[Exercise instructions] Gather every line in the records below that contains the word "Finiture".
═══ Material for this exercise ═══
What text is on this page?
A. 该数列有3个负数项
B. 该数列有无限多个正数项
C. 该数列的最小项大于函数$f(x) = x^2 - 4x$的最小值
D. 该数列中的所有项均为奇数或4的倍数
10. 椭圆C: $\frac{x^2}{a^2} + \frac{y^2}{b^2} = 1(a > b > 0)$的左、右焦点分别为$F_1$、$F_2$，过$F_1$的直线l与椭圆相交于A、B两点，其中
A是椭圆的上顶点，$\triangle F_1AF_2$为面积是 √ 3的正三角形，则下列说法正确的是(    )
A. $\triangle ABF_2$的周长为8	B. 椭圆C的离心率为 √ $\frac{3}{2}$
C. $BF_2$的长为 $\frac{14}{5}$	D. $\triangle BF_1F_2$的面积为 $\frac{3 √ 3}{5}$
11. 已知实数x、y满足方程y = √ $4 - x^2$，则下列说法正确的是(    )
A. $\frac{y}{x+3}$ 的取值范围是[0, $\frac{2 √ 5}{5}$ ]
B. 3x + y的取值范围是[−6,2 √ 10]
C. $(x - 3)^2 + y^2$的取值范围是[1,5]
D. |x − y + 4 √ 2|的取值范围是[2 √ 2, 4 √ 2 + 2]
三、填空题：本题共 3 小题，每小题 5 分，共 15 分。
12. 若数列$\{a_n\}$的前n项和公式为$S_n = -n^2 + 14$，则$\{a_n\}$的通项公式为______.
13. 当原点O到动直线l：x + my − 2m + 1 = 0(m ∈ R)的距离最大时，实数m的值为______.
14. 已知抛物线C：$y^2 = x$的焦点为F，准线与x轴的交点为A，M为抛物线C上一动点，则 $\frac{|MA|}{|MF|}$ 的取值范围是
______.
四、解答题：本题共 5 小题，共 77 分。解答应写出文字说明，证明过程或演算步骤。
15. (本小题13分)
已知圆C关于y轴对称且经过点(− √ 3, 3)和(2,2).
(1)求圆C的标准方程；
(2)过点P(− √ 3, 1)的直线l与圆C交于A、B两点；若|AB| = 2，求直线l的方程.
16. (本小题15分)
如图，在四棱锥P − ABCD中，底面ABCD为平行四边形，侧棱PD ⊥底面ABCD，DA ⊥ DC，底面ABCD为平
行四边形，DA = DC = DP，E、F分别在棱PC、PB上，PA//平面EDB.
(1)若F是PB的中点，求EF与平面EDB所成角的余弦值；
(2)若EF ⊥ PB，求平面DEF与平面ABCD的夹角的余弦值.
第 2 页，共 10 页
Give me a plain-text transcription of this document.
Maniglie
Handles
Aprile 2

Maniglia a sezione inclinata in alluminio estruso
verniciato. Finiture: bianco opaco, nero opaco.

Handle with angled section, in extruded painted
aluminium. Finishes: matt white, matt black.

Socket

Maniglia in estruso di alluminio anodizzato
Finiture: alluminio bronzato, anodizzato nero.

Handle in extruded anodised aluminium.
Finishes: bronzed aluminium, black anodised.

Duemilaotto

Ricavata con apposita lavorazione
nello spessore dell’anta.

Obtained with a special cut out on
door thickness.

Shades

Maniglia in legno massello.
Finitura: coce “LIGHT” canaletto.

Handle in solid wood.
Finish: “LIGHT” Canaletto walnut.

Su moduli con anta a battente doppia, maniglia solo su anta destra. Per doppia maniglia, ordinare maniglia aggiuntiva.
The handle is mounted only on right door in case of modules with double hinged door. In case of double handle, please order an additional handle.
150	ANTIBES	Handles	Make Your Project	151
═══
[Solution to this problem]
verniciato. Finiture: bianco opaco, nero opaco.
Finiture: alluminio bronzato, anodizzato nero.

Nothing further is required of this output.